## start

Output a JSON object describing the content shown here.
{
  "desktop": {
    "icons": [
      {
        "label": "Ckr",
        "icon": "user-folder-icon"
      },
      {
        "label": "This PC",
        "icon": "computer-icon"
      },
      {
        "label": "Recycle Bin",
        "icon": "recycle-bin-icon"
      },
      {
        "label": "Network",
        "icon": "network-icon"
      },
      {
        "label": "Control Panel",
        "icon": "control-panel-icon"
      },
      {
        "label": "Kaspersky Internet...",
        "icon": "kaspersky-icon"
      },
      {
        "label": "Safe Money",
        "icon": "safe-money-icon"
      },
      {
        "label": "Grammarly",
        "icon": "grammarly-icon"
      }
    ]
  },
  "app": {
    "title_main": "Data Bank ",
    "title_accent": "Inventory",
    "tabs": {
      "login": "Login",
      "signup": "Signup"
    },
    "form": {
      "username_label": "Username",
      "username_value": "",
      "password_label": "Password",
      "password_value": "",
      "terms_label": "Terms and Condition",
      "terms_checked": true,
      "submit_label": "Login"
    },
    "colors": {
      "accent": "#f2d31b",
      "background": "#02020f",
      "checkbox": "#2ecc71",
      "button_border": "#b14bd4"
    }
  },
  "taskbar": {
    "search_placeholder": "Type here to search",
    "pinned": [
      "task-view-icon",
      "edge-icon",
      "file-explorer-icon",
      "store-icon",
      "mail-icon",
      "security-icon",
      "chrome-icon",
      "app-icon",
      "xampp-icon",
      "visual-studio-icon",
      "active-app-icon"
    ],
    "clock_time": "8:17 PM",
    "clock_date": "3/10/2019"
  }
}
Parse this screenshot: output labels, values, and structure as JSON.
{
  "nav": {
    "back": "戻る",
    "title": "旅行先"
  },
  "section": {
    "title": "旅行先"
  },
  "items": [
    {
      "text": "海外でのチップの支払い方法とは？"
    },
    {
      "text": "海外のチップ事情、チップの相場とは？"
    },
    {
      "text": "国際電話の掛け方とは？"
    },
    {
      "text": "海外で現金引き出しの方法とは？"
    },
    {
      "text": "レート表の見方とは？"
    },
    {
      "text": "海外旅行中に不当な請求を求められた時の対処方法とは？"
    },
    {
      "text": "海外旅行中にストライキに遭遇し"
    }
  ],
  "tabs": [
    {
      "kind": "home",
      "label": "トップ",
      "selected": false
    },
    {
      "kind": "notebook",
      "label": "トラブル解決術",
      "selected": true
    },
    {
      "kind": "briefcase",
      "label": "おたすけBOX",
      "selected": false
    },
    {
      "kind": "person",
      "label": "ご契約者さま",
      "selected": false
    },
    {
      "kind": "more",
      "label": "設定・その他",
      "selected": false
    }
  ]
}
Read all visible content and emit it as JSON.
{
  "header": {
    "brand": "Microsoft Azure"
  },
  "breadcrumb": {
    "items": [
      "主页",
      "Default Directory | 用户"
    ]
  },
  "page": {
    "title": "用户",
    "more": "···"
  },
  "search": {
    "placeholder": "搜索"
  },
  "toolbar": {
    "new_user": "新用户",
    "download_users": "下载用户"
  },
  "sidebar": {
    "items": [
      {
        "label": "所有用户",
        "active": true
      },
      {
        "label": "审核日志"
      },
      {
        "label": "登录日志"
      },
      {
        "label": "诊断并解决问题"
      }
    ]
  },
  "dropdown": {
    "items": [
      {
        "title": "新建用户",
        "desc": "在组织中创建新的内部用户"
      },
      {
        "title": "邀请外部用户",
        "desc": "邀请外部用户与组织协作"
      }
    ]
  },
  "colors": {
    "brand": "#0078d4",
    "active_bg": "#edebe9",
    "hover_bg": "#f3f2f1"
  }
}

## end

• **What the task asks**:
Extract each entry in full, exactly as given.

• **Worked answer**:
Output a JSON object describing the content shown here.
{
  "desktop": {
    "icons": [
      {
        "label": "Ckr",
        "icon": "user-folder-icon"
      },
      {
        "label": "This PC",
        "icon": "computer-icon"
      },
      {
        "label": "Recycle Bin",
        "icon": "recycle-bin-icon"
      },
      {
        "label": "Network",
        "icon": "network-icon"
      },
      {
        "label": "Control Panel",
        "icon": "control-panel-icon"
      },
      {
        "label": "Kaspersky Internet...",
        "icon": "kaspersky-icon"
      },
      {
        "label": "Safe Money",
        "icon": "safe-money-icon"
      },
      {
        "label": "Grammarly",
        "icon": "grammarly-icon"
      }
    ]
  },
  "app": {
    "title_main": "Data Bank ",
    "title_accent": "Inventory",
    "tabs": {
      "login": "Login",
      "signup": "Signup"
    },
    "form": {
      "username_label": "Username",
      "username_value": "",
      "password_label": "Password",
      "password_value": "",
      "terms_label": "Terms and Condition",
      "terms_checked": true,
      "submit_label": "Login"
    },
    "colors": {
      "accent": "#f2d31b",
      "background": "#02020f",
      "checkbox": "#2ecc71",
      "button_border": "#b14bd4"
    }
  },
  "taskbar": {
    "search_placeholder": "Type here to search",
    "pinned": [
      "task-view-icon",
      "edge-icon",
      "file-explorer-icon",
      "store-icon",
      "mail-icon",
      "security-icon",
      "chrome-icon",
      "app-icon",
      "xampp-icon",
      "visual-studio-icon",
      "active-app-icon"
    ],
    "clock_time": "8:17 PM",
    "clock_date": "3/10/2019"
  }
}
Parse this screenshot: output labels, values, and structure as JSON.
{
  "nav": {
    "back": "戻る",
    "title": "旅行先"
  },
  "section": {
    "title": "旅行先"
  },
  "items": [
    {
      "text": "海外でのチップの支払い方法とは？"
    },
    {
      "text": "海外のチップ事情、チップの相場とは？"
    },
    {
      "text": "国際電話の掛け方とは？"
    },
    {
      "text": "海外で現金引き出しの方法とは？"
    },
    {
      "text": "レート表の見方とは？"
    },
    {
      "text": "海外旅行中に不当な請求を求められた時の対処方法とは？"
    },
    {
      "text": "海外旅行中にストライキに遭遇し"
    }
  ],
  "tabs": [
    {
      "kind": "home",
      "label": "トップ",
      "selected": false
    },
    {
      "kind": "notebook",
      "label": "トラブル解決術",
      "selected": true
    },
    {
      "kind": "briefcase",
      "label": "おたすけBOX",
      "selected": false
    },
    {
      "kind": "person",
      "label": "ご契約者さま",
      "selected": false
    },
    {
      "kind": "more",
      "label": "設定・その他",
      "selected": false
    }
  ]
}
Read all visible content and emit it as JSON.
{
  "header": {
    "brand": "Microsoft Azure"
  },
  "breadcrumb": {
    "items": [
      "主页",
      "Default Directory | 用户"
    ]
  },
  "page": {
    "title": "用户",
    "more": "···"
  },
  "search": {
    "placeholder": "搜索"
  },
  "toolbar": {
    "new_user": "新用户",
    "download_users": "下载用户"
  },
  "sidebar": {
    "items": [
      {
        "label": "所有用户",
        "active": true
      },
      {
        "label": "审核日志"
      },
      {
        "label": "登录日志"
      },
      {
        "label": "诊断并解决问题"
      }
    ]
  },
  "dropdown": {
    "items": [
      {
        "title": "新建用户",
        "desc": "在组织中创建新的内部用户"
      },
      {
        "title": "邀请外部用户",
        "desc": "邀请外部用户与组织协作"
      }
    ]
  },
  "colors": {
    "brand": "#0078d4",
    "active_bg": "#edebe9",
    "hover_bg": "#f3f2f1"
  }
}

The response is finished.